GAFATAR DAN GERAKAN RADIKALISME
MELUASNYA isu Gafatar sebagai ormas masyarakat yang dianggap bertentangan dengan keutuhan negara perlu kembali kita kaji lebih dalam, terutama terkait tragedi Mempawah yang berujung kekerasan sosial, karena berkaitan dengan Hak Asasi Manusia (HAM) sebagai warga sipil dan keamanan bagi seluruh warga masyarakat yang berpenduduk. Kita perlu rekonstruksi ulang terhadap Eks GAFATAR yang tetunya dengan tidak bisa membenarkan radikalisme masyarakat dan sebagai warga negara Indonesia tidak sedikitpun menghendaki adanya aliran yang bertentangan dengan keutuhan negara (NKRI).
Dari acuan inilah, beberapa hal yang menjadi pertanyaan bagi penulis, pertama benarkah GAFATAR itu bertentangan dengan keutuhan negara. Kedua, bagaimana mereka yang berkecimpung dan terjebak dalam organisasi yang tidak mengerti terhadap seluk beluk Gafatar yang sebenarnya. Ketiga, bagaimana bisa, radikalisme masyarakat di Mempawah yang ber-akibat pengusiran paksa. Keempat, dimanakah kebebasan dan hak sebagai penduduk Indonesia.
Gerakan Fajar Nusantara atau Gafatar mampu mendeklarasikan sebagai Organisasi Masyarakat (Ormas) yang berasaskan Pancasila, diprakarsai oleh 51 orang pada tahun 2012 dan pada saat itu pula terdiri dari 14 DPD perwakilan dari setiap propinsi dengan ketua DPP Mahful M Tamanurung. Keberadaan Ormas Gafatar di Indonesia ini sudah cukup lama dan citra yang dibangun dengan membawa program positif terhadap masyarakat luas, seperti program pembinaana masyarakat, bantuan sosial dan gotong royong menjadikan Gafatar sebagai Ormas yang tidak bertentantangan dengan negara dan sehingga pada saat itulah perjalananya Gafatar mampu duduk dengan masyarakat sipil hingga pejabat publik.

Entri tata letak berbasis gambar
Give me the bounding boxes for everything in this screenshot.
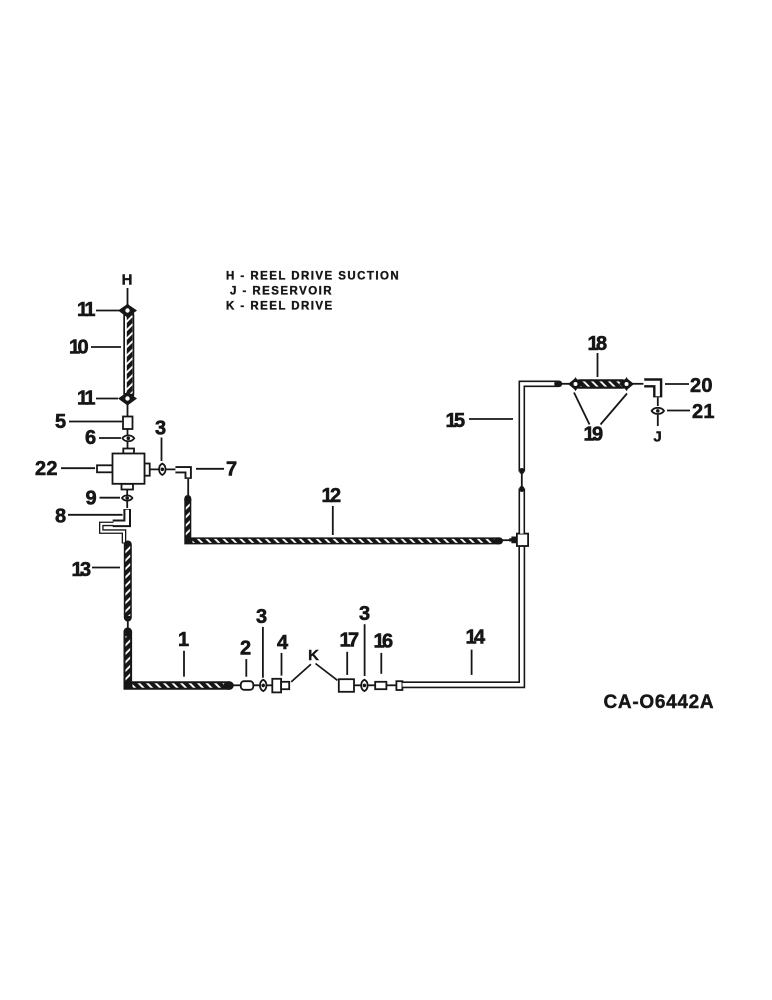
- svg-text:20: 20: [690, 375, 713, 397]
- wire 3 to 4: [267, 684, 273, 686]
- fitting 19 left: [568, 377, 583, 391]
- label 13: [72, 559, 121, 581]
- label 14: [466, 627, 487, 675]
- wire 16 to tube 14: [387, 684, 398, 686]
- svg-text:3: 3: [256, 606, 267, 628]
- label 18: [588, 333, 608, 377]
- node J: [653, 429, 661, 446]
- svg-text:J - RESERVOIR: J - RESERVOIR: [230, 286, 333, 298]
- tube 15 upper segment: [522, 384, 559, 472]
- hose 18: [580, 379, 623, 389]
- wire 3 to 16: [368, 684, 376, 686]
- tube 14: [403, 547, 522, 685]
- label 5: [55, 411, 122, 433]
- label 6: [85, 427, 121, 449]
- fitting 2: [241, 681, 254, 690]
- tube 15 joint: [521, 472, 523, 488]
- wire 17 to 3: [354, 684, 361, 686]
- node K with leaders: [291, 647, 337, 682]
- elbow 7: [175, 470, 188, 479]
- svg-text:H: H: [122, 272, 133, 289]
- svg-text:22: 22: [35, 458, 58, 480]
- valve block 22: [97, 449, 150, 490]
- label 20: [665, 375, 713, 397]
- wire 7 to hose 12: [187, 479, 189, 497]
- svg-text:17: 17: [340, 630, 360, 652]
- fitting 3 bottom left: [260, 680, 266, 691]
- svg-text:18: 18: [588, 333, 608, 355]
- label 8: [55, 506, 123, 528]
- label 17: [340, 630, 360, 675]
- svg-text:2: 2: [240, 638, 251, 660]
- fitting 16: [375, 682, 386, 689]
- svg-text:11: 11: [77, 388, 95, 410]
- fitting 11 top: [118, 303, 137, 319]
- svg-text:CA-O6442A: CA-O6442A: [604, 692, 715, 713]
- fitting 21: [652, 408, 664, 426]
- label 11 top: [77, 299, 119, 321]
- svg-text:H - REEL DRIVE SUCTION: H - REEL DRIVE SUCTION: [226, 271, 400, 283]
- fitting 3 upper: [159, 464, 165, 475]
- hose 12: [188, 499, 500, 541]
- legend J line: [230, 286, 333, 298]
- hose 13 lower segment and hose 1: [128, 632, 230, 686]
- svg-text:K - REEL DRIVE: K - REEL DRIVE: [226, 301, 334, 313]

== TUGAS ANDA ==
Sunting bagian teks tentang Gafatar yang dimulai dari kata-kata "Gerakan Fajar Nusantara" dan berhenti setelah "hingga pejabat publik.". Tulis ulang bagian itu dengan mengganti "gotong royong" menjadi "kerja bakti".

== JAWABAN AKHIR ==
Gerakan Fajar Nusantara atau Gafatar mampu mendeklarasikan sebagai Organisasi Masyarakat (Ormas) yang berasaskan Pancasila, diprakarsai oleh 51 orang pada tahun 2012 dan pada saat itu pula terdiri dari 14 DPD perwakilan dari setiap propinsi dengan ketua DPP Mahful M Tamanurung. Keberadaan Ormas Gafatar di Indonesia ini sudah cukup lama dan citra yang dibangun dengan membawa program positif terhadap masyarakat luas, seperti program pembinaana masyarakat, bantuan sosial dan kerja bakti menjadikan Gafatar sebagai Ormas yang tidak bertentantangan dengan negara dan sehingga pada saat itulah perjalananya Gafatar mampu duduk dengan masyarakat sipil hingga pejabat publik.